Working data.
•••
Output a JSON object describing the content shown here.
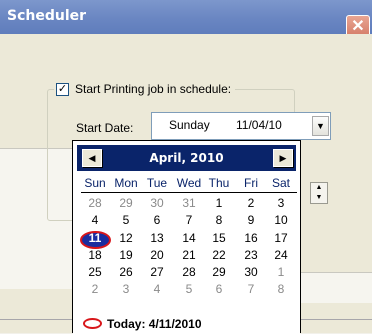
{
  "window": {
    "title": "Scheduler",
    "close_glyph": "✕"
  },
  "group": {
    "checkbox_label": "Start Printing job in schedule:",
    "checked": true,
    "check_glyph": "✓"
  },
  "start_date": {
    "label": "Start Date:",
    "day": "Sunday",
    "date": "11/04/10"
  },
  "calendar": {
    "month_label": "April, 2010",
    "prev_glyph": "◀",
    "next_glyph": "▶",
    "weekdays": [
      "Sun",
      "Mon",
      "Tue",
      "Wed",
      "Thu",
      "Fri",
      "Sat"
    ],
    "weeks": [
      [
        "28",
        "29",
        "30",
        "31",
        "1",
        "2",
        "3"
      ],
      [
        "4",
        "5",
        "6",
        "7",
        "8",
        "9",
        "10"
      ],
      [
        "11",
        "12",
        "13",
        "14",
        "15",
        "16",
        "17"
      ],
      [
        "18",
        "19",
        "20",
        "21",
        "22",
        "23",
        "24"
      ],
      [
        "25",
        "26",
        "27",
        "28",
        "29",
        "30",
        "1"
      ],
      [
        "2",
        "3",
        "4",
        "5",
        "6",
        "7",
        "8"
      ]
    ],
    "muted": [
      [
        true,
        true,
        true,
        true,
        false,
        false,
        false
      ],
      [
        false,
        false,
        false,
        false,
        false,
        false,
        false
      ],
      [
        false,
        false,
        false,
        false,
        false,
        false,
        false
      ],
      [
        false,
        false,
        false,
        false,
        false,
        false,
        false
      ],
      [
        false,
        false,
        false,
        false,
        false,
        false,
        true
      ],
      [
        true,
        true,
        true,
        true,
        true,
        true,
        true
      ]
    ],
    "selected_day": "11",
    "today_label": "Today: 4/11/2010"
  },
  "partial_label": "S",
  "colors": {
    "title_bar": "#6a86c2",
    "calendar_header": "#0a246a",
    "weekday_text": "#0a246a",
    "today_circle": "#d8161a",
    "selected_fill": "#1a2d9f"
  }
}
•••
To be done. Reproduce the material word for word, minus the images.

Finished task.
Output a JSON object describing the content shown here.
{
  "window": {
    "title": "Scheduler",
    "close_glyph": "✕"
  },
  "group": {
    "checkbox_label": "Start Printing job in schedule:",
    "checked": true,
    "check_glyph": "✓"
  },
  "start_date": {
    "label": "Start Date:",
    "day": "Sunday",
    "date": "11/04/10"
  },
  "calendar": {
    "month_label": "April, 2010",
    "prev_glyph": "◀",
    "next_glyph": "▶",
    "weekdays": [
      "Sun",
      "Mon",
      "Tue",
      "Wed",
      "Thu",
      "Fri",
      "Sat"
    ],
    "weeks": [
      [
        "28",
        "29",
        "30",
        "31",
        "1",
        "2",
        "3"
      ],
      [
        "4",
        "5",
        "6",
        "7",
        "8",
        "9",
        "10"
      ],
      [
        "11",
        "12",
        "13",
        "14",
        "15",
        "16",
        "17"
      ],
      [
        "18",
        "19",
        "20",
        "21",
        "22",
        "23",
        "24"
      ],
      [
        "25",
        "26",
        "27",
        "28",
        "29",
        "30",
        "1"
      ],
      [
        "2",
        "3",
        "4",
        "5",
        "6",
        "7",
        "8"
      ]
    ],
    "muted": [
      [
        true,
        true,
        true,
        true,
        false,
        false,
        false
      ],
      [
        false,
        false,
        false,
        false,
        false,
        false,
        false
      ],
      [
        false,
        false,
        false,
        false,
        false,
        false,
        false
      ],
      [
        false,
        false,
        false,
        false,
        false,
        false,
        false
      ],
      [
        false,
        false,
        false,
        false,
        false,
        false,
        true
      ],
      [
        true,
        true,
        true,
        true,
        true,
        true,
        true
      ]
    ],
    "selected_day": "11",
    "today_label": "Today: 4/11/2010"
  },
  "partial_label": "S",
  "colors": {
    "title_bar": "#6a86c2",
    "calendar_header": "#0a246a",
    "weekday_text": "#0a246a",
    "today_circle": "#d8161a",
    "selected_fill": "#1a2d9f"
  }
}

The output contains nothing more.